Problem requirements -> Copy out every line that contains the word "Κρονίδην".

Given data ->
## Start
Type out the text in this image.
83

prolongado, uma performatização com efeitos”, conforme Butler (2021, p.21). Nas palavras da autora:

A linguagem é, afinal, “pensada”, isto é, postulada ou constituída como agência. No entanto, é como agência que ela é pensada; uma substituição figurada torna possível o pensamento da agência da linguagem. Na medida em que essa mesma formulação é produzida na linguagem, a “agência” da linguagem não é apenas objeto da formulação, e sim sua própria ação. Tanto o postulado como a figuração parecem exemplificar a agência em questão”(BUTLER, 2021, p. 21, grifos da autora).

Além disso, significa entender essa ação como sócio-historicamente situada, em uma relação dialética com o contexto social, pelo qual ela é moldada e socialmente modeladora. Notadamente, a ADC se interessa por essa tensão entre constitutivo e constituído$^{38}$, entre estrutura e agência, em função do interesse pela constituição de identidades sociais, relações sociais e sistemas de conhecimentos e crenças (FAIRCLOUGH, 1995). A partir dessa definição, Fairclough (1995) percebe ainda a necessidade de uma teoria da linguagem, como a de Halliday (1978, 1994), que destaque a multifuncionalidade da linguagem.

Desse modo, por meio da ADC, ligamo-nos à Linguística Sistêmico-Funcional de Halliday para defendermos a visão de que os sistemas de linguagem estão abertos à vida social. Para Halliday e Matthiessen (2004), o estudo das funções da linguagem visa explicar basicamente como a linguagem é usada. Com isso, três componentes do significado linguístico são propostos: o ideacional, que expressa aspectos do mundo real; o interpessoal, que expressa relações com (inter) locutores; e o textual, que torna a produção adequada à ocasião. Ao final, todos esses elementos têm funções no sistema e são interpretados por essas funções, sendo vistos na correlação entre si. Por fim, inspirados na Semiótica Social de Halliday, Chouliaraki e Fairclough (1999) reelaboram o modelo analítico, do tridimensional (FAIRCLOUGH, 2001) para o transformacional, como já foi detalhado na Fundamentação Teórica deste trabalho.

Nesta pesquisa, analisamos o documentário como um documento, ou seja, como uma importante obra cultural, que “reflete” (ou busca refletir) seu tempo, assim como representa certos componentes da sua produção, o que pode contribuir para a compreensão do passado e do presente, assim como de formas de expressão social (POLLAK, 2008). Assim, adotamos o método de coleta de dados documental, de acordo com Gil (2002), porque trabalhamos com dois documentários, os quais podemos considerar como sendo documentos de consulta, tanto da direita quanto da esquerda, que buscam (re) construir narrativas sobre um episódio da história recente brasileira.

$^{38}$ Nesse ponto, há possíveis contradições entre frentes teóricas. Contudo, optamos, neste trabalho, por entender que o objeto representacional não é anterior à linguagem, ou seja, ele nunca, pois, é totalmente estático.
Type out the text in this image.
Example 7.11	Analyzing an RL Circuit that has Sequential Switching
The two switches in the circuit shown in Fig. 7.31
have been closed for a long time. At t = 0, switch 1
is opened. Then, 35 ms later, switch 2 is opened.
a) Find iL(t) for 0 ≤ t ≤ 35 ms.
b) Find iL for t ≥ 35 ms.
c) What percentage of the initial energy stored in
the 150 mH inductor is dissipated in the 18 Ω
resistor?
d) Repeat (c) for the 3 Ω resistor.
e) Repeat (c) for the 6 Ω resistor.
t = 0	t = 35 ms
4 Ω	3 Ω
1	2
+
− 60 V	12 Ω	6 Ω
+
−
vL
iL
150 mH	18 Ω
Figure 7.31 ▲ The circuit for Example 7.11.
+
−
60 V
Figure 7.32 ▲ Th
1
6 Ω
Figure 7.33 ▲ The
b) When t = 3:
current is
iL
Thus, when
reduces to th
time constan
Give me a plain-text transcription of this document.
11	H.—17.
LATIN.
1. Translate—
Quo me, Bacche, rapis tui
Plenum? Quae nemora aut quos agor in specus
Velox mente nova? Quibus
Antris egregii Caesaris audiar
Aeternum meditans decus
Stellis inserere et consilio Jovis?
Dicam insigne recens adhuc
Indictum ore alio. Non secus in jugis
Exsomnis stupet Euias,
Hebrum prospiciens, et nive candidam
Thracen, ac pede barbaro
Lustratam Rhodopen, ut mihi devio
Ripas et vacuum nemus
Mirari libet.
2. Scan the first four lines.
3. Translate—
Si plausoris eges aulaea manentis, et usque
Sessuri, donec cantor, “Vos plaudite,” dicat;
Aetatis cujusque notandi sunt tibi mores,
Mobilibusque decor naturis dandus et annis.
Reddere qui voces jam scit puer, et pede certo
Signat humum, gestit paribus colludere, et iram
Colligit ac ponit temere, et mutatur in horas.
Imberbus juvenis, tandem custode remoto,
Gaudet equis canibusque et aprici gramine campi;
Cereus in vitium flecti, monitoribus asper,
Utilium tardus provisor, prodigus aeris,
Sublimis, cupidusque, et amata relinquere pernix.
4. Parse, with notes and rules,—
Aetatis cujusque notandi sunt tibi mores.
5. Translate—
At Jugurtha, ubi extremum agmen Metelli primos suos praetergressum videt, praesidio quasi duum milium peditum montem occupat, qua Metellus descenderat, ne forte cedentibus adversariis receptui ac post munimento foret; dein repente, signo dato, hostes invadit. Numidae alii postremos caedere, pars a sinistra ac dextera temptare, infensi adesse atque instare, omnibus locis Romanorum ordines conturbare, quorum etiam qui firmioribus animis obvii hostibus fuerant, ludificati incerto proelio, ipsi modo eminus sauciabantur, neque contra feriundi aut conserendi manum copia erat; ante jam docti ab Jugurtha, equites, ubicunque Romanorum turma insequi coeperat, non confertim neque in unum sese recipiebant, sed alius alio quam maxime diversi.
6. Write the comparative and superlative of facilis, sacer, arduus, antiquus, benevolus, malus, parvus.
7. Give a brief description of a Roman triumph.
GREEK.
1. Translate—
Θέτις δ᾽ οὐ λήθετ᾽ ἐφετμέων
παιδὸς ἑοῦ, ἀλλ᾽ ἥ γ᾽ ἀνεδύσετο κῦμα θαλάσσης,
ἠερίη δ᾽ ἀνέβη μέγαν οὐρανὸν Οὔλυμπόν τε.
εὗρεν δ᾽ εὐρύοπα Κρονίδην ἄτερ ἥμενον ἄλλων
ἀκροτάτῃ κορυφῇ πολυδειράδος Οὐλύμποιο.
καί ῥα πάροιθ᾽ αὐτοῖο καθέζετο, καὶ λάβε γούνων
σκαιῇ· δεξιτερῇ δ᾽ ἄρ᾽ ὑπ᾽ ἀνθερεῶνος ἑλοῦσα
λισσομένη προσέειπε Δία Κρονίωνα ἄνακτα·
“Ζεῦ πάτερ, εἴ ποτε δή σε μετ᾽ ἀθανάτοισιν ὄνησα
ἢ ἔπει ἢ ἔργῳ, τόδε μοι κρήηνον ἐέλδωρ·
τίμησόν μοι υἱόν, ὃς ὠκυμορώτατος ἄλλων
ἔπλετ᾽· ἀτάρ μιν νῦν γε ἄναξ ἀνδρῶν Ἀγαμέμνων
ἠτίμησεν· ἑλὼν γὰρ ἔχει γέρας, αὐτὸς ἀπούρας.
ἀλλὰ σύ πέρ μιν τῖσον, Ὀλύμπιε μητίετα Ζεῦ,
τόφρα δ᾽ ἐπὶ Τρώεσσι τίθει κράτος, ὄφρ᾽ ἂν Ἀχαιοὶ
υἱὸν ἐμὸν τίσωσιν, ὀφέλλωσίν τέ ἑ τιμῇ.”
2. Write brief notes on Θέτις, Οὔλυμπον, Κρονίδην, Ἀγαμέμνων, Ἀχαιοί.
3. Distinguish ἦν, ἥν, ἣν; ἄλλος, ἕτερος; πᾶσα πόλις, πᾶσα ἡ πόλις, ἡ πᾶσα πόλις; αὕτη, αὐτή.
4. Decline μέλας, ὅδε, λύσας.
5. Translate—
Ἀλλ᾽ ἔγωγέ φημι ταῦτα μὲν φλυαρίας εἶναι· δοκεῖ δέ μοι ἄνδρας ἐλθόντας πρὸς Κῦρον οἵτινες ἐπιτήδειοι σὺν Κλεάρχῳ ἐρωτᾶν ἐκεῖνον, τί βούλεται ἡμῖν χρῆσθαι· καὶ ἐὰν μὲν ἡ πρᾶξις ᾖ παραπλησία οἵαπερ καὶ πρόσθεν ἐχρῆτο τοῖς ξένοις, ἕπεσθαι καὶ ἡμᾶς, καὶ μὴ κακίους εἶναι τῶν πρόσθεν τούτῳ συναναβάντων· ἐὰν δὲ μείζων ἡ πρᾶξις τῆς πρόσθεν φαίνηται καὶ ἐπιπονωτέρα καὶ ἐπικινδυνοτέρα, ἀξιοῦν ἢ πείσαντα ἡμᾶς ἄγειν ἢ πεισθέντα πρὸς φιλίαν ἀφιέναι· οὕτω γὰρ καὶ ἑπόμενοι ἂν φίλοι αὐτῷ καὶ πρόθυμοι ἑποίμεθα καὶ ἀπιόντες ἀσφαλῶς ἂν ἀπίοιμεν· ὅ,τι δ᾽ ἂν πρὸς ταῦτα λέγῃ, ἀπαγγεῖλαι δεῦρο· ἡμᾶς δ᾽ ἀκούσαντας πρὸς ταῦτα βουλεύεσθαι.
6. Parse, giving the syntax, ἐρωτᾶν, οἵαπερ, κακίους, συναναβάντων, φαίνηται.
## End
Task result ->
εὗρεν δ᾽ εὐρύοπα Κρονίδην ἄτερ ἥμενον ἄλλων
2. Write brief notes on Θέτις, Οὔλυμπον, Κρονίδην, Ἀγαμέμνων, Ἀχαιοί.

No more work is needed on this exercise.